INSTRUCTION: Write out again only the lines between the one with "Decode this image" and the end of the records below, both ends counted, and don't include the pictures.
:: DATASET RECORDS
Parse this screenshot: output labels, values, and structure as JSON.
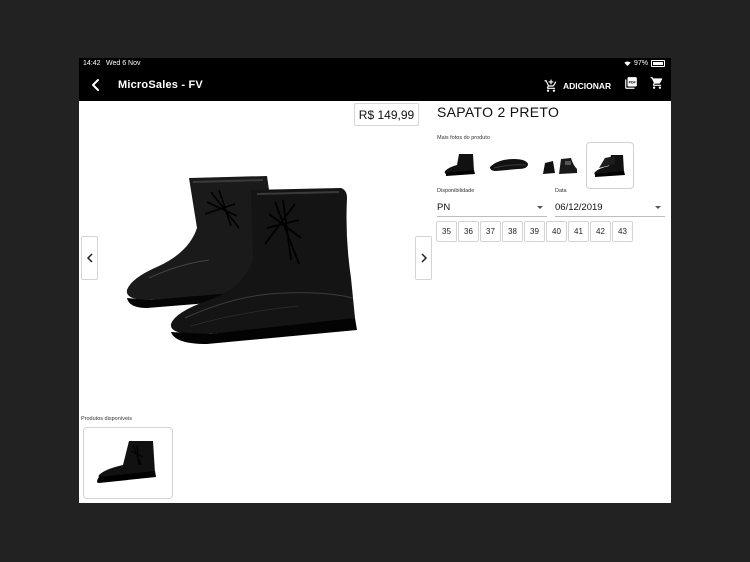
{
  "status_bar": {
    "time": "14:42",
    "date": "Wed 6 Nov",
    "battery": "97%"
  },
  "app_bar": {
    "title": "MicroSales - FV",
    "add_label": "ADICIONAR"
  },
  "product": {
    "price": "R$ 149,99",
    "name": "SAPATO 2 PRETO",
    "more_photos_label": "Mais fotos do produto",
    "availability_label": "Disponibilidade",
    "availability_value": "PN",
    "date_label": "Data",
    "date_value": "06/12/2019",
    "sizes": [
      "35",
      "36",
      "37",
      "38",
      "39",
      "40",
      "41",
      "42",
      "43"
    ],
    "available_products_label": "Produtos disponíveis"
  },
  "icons": {
    "back": "back-arrow-icon",
    "add_cart": "add-shopping-cart-icon",
    "pdf": "pdf-icon",
    "cart": "shopping-cart-icon",
    "prev": "chevron-left-icon",
    "next": "chevron-right-icon"
  },
  "colors": {
    "app_bar": "#000000",
    "background": "#222222",
    "panel": "#ffffff"
  }
}
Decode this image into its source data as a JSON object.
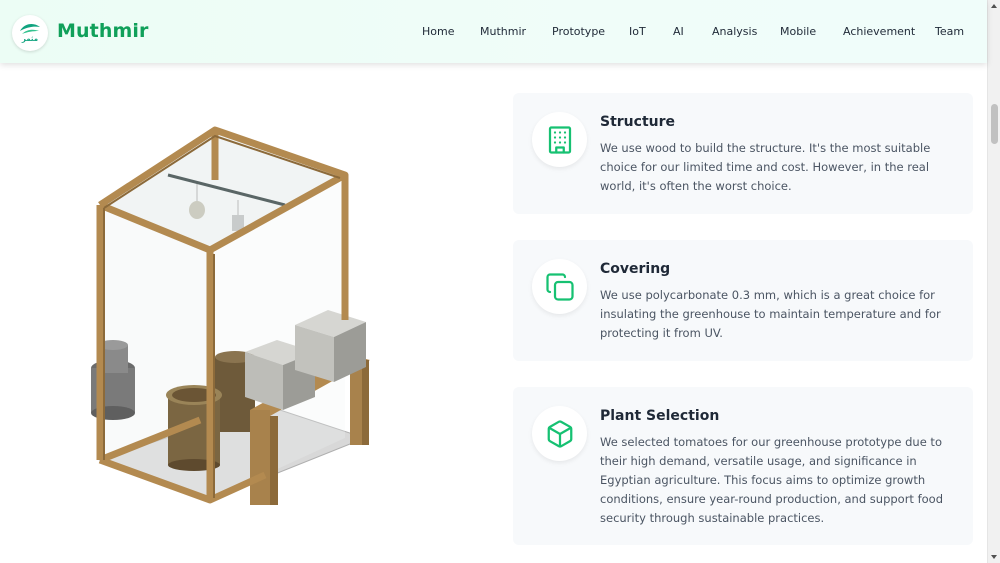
{
  "header": {
    "logo_sub": "مثمر",
    "brand": "Muthmir",
    "nav": [
      {
        "label": "Home"
      },
      {
        "label": "Muthmir"
      },
      {
        "label": "Prototype"
      },
      {
        "label": "IoT"
      },
      {
        "label": "AI"
      },
      {
        "label": "Analysis"
      },
      {
        "label": "Mobile"
      },
      {
        "label": "Achievement"
      },
      {
        "label": "Team"
      }
    ]
  },
  "features": [
    {
      "icon": "building-icon",
      "title": "Structure",
      "text": "We use wood to build the structure. It's the most suitable choice for our limited time and cost. However, in the real world, it's often the worst choice."
    },
    {
      "icon": "copy-squares-icon",
      "title": "Covering",
      "text": "We use polycarbonate 0.3 mm, which is a great choice for insulating the greenhouse to maintain temperature and for protecting it from UV."
    },
    {
      "icon": "cube-icon",
      "title": "Plant Selection",
      "text": "We selected tomatoes for our greenhouse prototype due to their high demand, versatile usage, and significance in Egyptian agriculture. This focus aims to optimize growth conditions, ensure year-round production, and support food security through sustainable practices."
    }
  ],
  "colors": {
    "brand_green": "#10a05a",
    "icon_green": "#16c172",
    "card_bg": "#f7f9fb"
  }
}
::::
RESULT OF THIS EXERCISE:
Decode this image into its source data as a JSON object.
{
  "header": {
    "logo_sub": "مثمر",
    "brand": "Muthmir",
    "nav": [
      {
        "label": "Home"
      },
      {
        "label": "Muthmir"
      },
      {
        "label": "Prototype"
      },
      {
        "label": "IoT"
      },
      {
        "label": "AI"
      },
      {
        "label": "Analysis"
      },
      {
        "label": "Mobile"
      },
      {
        "label": "Achievement"
      },
      {
        "label": "Team"
      }
    ]
  },
  "features": [
    {
      "icon": "building-icon",
      "title": "Structure",
      "text": "We use wood to build the structure. It's the most suitable choice for our limited time and cost. However, in the real world, it's often the worst choice."
    },
    {
      "icon": "copy-squares-icon",
      "title": "Covering",
      "text": "We use polycarbonate 0.3 mm, which is a great choice for insulating the greenhouse to maintain temperature and for protecting it from UV."
    },
    {
      "icon": "cube-icon",
      "title": "Plant Selection",
      "text": "We selected tomatoes for our greenhouse prototype due to their high demand, versatile usage, and significance in Egyptian agriculture. This focus aims to optimize growth conditions, ensure year-round production, and support food security through sustainable practices."
    }
  ],
  "colors": {
    "brand_green": "#10a05a",
    "icon_green": "#16c172",
    "card_bg": "#f7f9fb"
  }
}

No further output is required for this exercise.